[REQUIREMENT] In the records below, find each line containing the word "Contains" and copy it.

-- START GIVEN DATA --

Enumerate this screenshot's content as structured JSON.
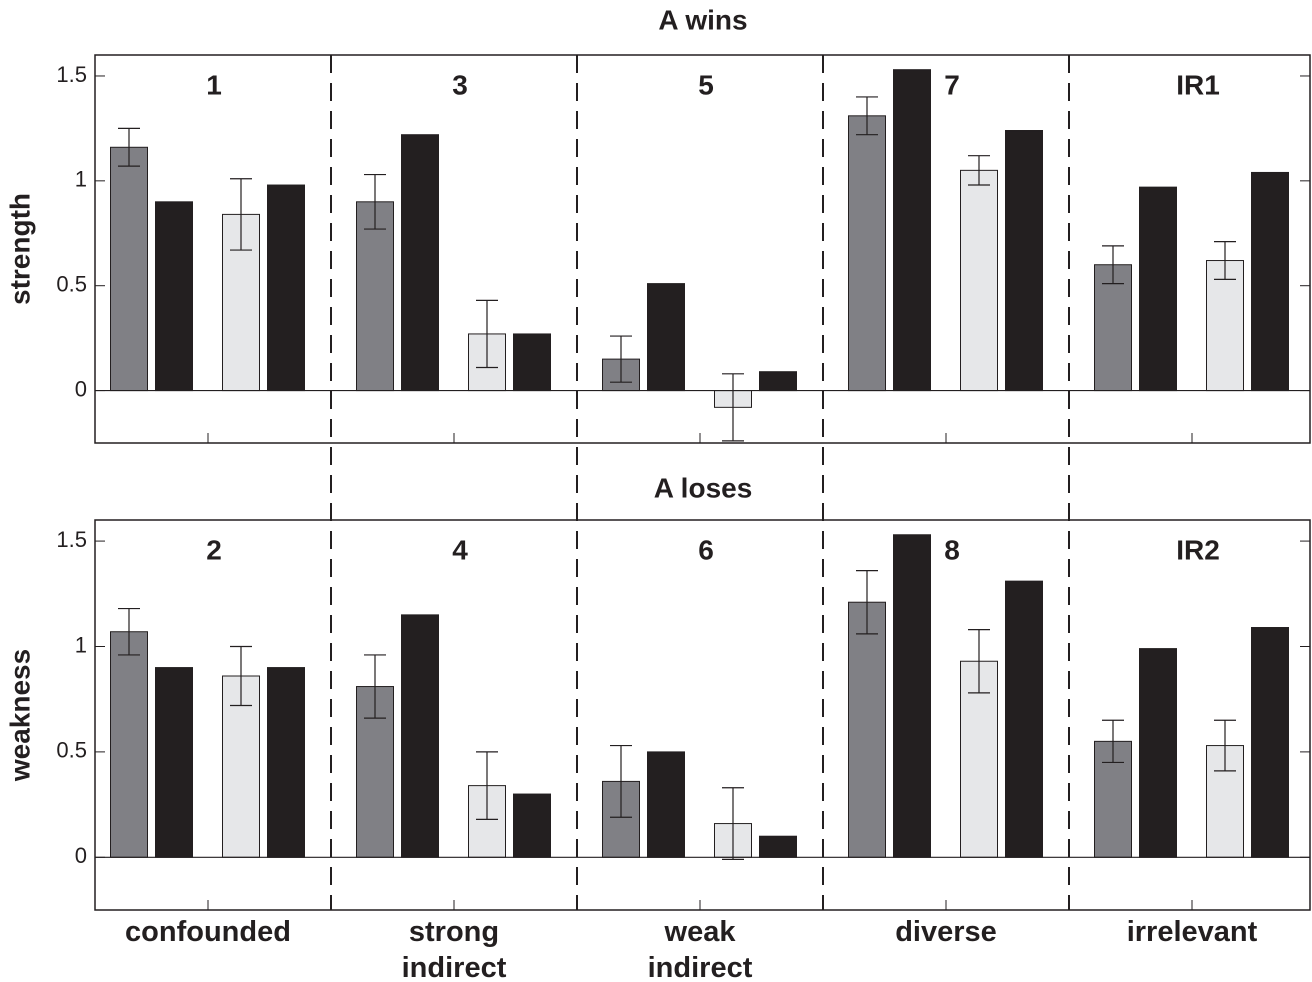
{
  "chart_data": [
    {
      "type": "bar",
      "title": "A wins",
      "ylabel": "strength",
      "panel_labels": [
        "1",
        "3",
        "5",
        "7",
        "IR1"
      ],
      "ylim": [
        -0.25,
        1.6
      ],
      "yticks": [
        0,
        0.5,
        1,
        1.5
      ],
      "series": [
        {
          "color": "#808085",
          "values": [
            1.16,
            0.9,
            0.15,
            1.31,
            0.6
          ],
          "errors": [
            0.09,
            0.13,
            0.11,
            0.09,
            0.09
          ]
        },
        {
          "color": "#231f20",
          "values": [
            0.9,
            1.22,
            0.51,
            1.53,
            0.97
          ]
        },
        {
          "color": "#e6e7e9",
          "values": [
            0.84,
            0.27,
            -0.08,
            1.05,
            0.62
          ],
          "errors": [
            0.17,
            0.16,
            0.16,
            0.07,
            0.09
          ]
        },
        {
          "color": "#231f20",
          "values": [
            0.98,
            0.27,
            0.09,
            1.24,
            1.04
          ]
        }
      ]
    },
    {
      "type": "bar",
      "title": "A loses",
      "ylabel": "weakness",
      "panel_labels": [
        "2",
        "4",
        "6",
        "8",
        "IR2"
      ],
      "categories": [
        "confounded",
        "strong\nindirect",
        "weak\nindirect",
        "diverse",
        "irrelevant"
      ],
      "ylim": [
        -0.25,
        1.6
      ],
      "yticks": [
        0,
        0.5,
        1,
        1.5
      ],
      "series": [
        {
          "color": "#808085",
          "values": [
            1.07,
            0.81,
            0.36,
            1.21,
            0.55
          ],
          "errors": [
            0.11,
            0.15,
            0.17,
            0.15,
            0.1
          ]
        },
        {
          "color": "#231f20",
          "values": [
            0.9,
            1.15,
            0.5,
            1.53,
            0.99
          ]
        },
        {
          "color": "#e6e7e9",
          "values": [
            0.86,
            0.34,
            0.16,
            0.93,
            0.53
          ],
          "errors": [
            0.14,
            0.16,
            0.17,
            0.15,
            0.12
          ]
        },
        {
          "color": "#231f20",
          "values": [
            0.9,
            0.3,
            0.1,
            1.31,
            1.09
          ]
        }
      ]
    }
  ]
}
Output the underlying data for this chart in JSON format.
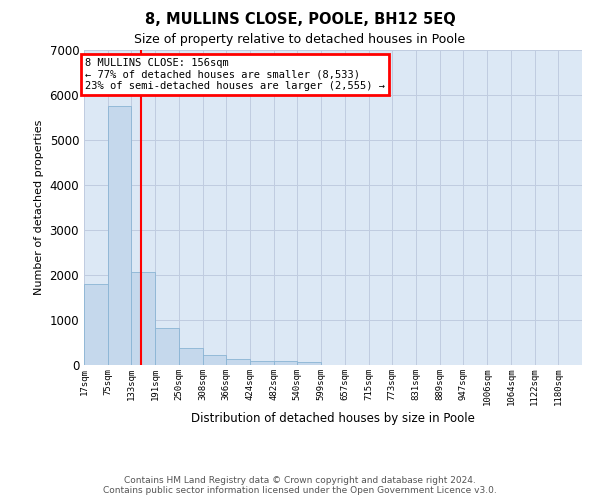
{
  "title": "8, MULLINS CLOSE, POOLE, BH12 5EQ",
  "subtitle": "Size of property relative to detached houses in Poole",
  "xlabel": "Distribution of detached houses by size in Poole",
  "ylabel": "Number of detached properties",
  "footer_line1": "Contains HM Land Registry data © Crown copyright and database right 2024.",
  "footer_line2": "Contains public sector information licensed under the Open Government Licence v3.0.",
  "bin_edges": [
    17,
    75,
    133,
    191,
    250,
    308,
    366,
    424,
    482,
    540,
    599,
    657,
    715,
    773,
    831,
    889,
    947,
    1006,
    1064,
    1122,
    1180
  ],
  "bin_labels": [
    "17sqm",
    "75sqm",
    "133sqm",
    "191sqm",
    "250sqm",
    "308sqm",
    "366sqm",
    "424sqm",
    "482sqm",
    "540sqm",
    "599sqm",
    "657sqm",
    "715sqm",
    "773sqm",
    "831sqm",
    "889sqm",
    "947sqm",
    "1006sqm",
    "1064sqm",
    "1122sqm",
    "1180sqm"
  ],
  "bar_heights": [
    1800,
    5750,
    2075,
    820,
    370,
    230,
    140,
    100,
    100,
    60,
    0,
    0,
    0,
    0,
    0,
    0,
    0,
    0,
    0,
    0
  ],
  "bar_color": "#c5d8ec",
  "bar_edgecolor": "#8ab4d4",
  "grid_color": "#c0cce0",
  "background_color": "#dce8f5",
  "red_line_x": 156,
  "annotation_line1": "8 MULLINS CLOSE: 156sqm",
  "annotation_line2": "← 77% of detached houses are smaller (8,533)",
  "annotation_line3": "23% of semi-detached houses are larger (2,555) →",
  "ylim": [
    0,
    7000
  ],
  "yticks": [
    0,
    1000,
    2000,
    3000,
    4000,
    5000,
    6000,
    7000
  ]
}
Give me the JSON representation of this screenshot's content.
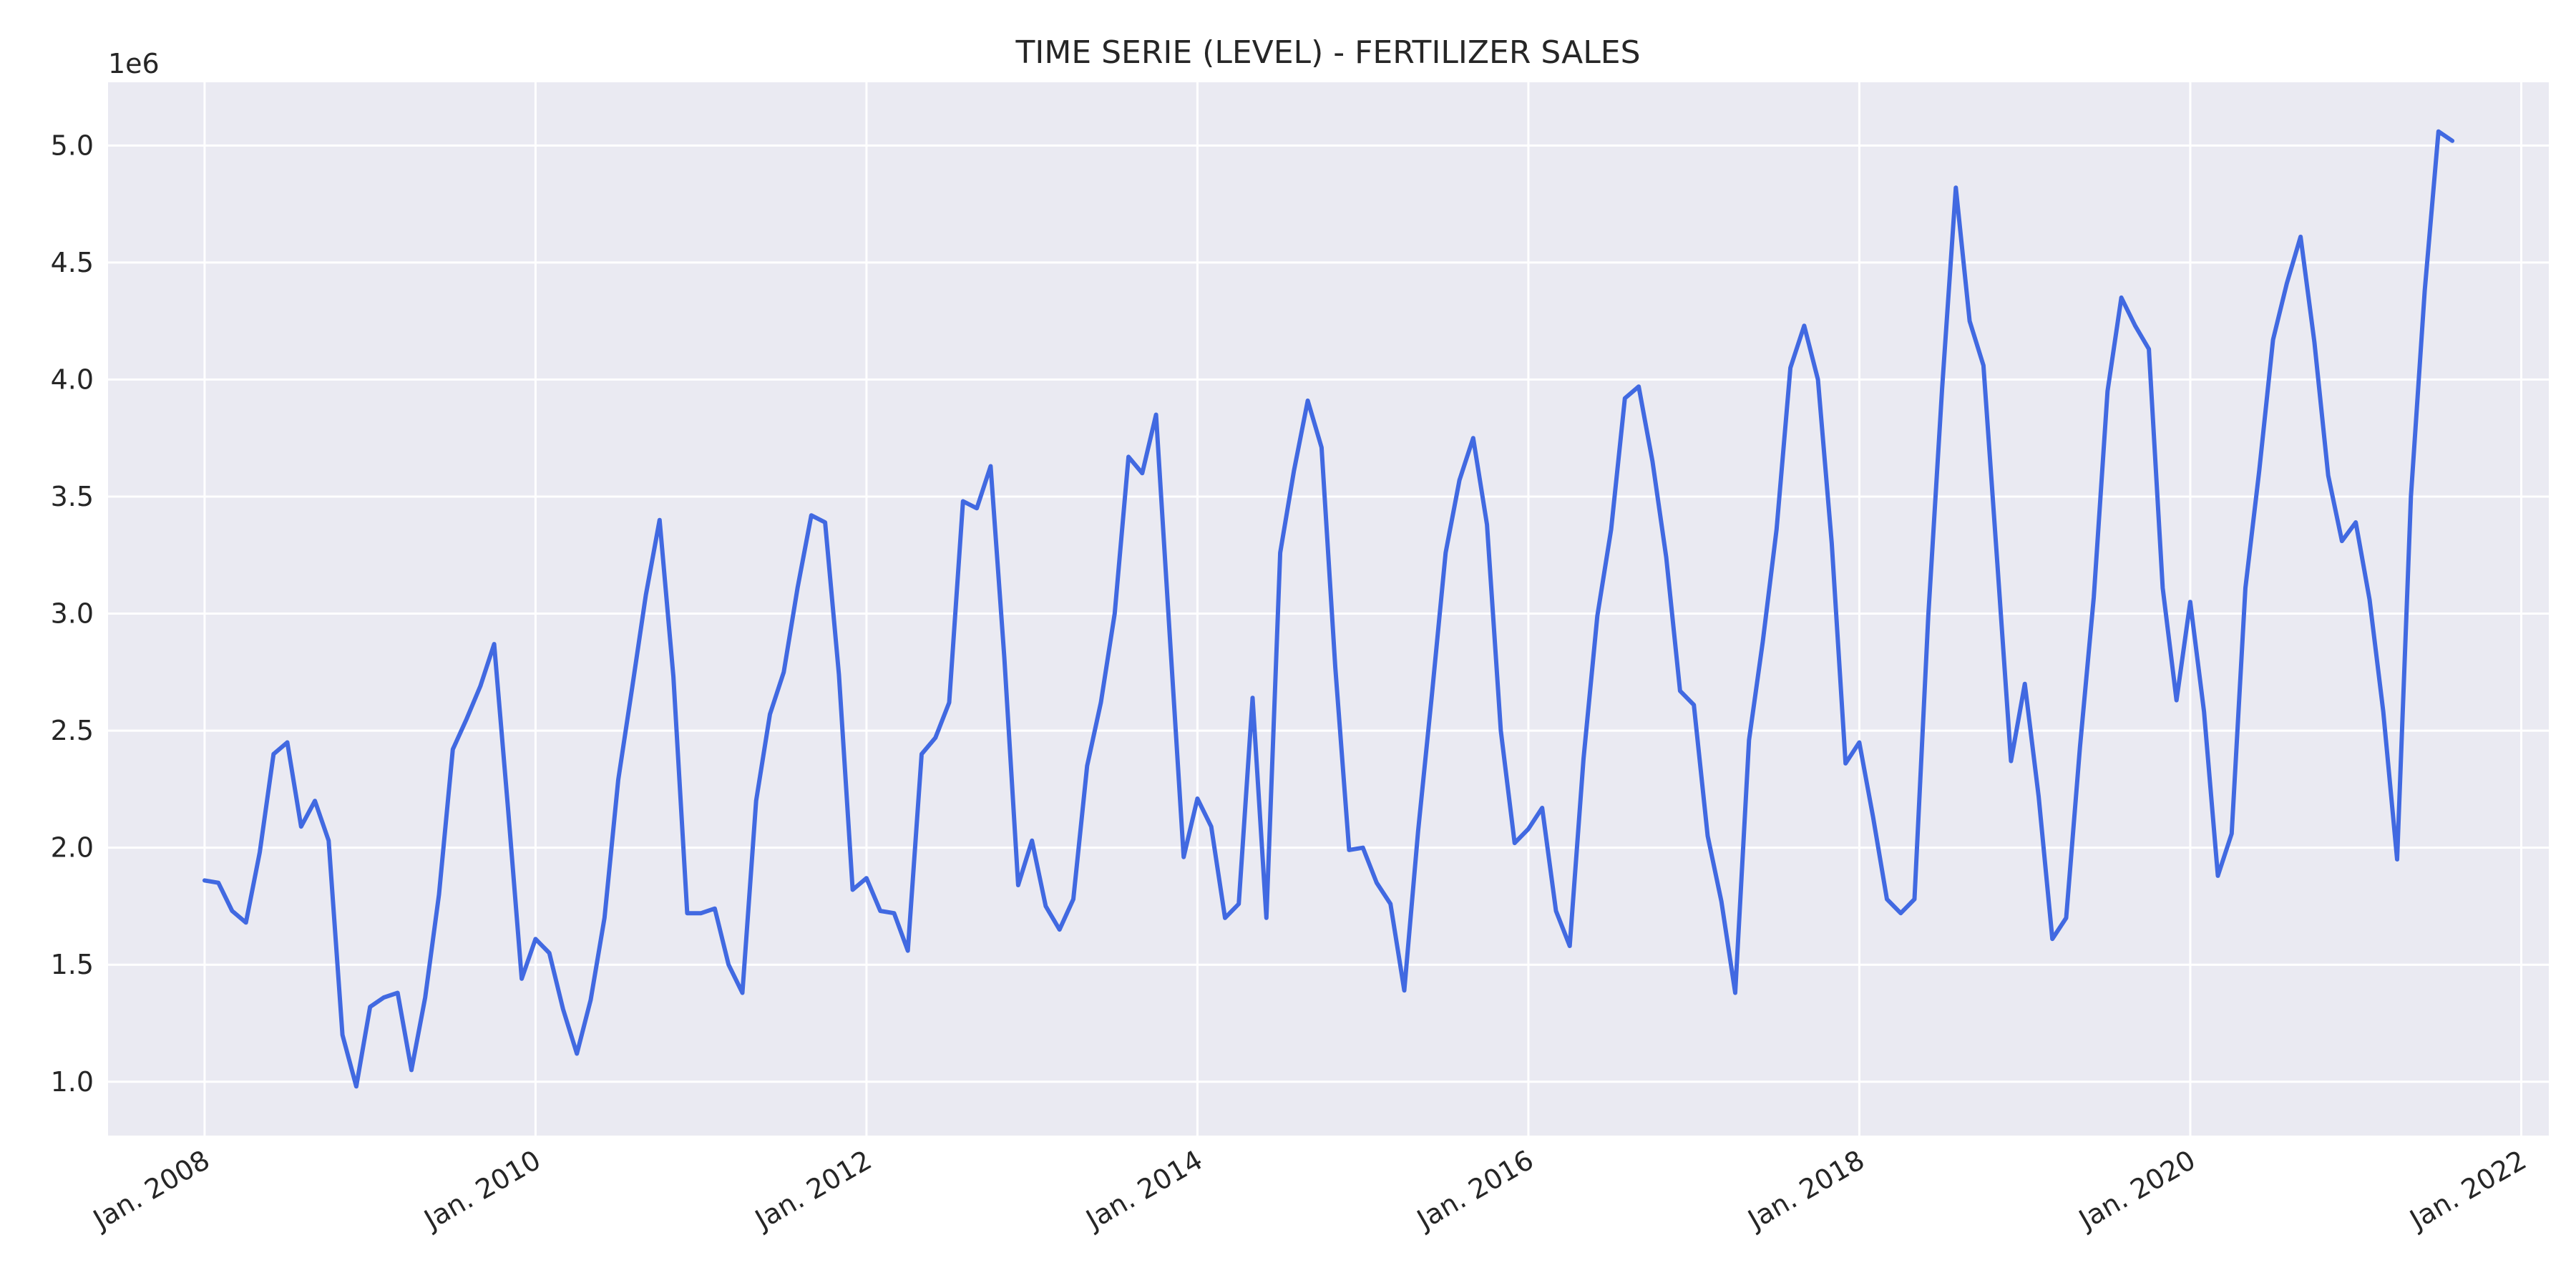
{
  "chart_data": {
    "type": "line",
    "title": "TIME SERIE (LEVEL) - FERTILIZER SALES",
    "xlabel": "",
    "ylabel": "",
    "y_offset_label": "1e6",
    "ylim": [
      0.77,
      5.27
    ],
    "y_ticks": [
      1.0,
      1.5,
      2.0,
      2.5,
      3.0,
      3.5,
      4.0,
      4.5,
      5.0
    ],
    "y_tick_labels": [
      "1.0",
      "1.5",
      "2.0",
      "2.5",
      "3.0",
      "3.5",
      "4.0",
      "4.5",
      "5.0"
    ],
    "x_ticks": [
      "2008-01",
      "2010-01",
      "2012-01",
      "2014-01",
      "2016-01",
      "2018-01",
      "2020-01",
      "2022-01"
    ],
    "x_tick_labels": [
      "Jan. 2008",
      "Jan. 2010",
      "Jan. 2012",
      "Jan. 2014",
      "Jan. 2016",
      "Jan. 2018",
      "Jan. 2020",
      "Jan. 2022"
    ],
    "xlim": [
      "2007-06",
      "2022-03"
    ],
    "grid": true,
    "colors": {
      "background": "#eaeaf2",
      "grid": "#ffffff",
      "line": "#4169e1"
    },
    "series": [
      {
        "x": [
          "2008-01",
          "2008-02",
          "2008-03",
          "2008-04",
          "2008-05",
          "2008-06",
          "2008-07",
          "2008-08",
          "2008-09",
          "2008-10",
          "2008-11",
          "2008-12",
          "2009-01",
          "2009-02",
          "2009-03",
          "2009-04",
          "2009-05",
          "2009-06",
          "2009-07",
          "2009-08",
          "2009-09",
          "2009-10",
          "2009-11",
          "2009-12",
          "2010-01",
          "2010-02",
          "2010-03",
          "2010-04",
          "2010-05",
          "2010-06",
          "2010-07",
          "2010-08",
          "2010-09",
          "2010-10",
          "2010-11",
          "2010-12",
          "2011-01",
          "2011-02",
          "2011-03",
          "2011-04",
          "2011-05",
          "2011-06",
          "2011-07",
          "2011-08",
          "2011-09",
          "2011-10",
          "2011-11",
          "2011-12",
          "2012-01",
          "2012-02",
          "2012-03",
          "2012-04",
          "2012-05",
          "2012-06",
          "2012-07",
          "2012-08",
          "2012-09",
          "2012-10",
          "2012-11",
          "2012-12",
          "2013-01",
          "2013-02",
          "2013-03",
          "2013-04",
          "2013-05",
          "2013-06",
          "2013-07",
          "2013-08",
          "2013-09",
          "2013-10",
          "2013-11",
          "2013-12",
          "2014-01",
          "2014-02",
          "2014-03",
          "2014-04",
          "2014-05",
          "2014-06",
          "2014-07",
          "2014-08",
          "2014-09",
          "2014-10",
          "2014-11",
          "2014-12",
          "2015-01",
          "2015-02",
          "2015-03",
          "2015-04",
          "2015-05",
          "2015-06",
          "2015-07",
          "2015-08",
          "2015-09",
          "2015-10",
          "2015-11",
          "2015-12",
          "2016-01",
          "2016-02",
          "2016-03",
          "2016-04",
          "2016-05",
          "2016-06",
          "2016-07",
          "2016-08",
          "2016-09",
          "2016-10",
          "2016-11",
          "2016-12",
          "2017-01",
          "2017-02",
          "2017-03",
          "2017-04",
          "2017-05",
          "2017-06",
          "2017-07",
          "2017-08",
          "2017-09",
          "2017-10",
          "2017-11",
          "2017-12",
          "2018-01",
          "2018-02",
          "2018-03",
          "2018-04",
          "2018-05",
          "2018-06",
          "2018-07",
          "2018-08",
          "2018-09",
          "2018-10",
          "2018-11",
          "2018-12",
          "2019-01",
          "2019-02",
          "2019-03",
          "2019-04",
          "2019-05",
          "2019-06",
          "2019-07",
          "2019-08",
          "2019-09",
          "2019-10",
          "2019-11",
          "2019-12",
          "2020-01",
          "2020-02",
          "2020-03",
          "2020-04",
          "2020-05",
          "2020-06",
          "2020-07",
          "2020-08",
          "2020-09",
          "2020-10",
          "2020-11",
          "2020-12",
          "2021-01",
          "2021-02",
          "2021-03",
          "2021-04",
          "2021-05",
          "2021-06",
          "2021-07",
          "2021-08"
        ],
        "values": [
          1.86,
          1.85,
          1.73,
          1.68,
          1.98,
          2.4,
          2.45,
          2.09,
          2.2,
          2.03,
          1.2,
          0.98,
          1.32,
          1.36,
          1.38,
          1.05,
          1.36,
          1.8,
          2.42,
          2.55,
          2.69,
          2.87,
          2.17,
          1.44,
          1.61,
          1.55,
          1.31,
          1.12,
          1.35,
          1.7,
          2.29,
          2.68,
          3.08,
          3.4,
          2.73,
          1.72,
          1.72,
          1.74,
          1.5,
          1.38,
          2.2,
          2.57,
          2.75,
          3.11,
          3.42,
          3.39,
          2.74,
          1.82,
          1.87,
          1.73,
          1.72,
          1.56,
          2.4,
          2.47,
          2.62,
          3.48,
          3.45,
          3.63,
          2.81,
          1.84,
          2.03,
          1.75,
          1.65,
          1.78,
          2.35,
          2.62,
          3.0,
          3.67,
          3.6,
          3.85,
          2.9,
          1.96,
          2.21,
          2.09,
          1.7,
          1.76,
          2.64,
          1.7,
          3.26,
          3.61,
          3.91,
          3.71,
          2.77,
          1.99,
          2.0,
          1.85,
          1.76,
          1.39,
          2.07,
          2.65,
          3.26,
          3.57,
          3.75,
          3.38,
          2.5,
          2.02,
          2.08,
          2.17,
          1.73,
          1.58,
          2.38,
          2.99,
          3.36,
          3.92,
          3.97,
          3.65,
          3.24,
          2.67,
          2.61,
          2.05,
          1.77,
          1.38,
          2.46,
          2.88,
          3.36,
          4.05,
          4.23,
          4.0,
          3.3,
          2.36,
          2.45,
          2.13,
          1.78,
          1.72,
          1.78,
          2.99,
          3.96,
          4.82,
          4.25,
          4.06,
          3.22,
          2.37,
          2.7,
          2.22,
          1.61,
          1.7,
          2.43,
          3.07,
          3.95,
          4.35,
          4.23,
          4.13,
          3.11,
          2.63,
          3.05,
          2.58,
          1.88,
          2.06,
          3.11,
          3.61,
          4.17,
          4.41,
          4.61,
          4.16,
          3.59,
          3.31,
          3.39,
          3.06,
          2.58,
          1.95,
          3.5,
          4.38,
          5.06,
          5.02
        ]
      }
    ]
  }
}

-- END GIVEN DATA --

[SOLVED PROBLEM]
  "footer_line1": "Contains HM Land Registry data © Crown copyright and database right 2024.",
  "footer_line2": "Contains public sector information licensed under the Open Government Licence v3.0.",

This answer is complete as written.